(Collected data)
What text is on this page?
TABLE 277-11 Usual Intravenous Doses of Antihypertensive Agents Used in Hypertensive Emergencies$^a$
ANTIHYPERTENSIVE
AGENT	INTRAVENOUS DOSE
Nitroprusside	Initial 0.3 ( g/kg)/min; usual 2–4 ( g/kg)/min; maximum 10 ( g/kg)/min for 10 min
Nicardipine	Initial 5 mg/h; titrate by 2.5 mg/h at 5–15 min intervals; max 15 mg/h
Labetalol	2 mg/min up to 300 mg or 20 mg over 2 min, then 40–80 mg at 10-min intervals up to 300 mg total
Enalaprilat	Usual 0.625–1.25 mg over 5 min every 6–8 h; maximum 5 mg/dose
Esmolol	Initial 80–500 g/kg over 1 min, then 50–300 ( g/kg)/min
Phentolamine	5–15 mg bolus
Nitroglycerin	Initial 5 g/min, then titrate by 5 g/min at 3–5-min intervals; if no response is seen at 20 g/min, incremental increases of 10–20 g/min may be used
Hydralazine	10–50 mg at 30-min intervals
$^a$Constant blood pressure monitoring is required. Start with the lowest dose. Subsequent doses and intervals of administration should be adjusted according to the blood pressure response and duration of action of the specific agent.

# Task to complete
Restate all of the entries above precisely.

# Written answer
What text is on this page?
TABLE 277-11 Usual Intravenous Doses of Antihypertensive Agents Used in Hypertensive Emergencies$^a$
ANTIHYPERTENSIVE
AGENT	INTRAVENOUS DOSE
Nitroprusside	Initial 0.3 ( g/kg)/min; usual 2–4 ( g/kg)/min; maximum 10 ( g/kg)/min for 10 min
Nicardipine	Initial 5 mg/h; titrate by 2.5 mg/h at 5–15 min intervals; max 15 mg/h
Labetalol	2 mg/min up to 300 mg or 20 mg over 2 min, then 40–80 mg at 10-min intervals up to 300 mg total
Enalaprilat	Usual 0.625–1.25 mg over 5 min every 6–8 h; maximum 5 mg/dose
Esmolol	Initial 80–500 g/kg over 1 min, then 50–300 ( g/kg)/min
Phentolamine	5–15 mg bolus
Nitroglycerin	Initial 5 g/min, then titrate by 5 g/min at 3–5-min intervals; if no response is seen at 20 g/min, incremental increases of 10–20 g/min may be used
Hydralazine	10–50 mg at 30-min intervals
$^a$Constant blood pressure monitoring is required. Start with the lowest dose. Subsequent doses and intervals of administration should be adjusted according to the blood pressure response and duration of action of the specific agent.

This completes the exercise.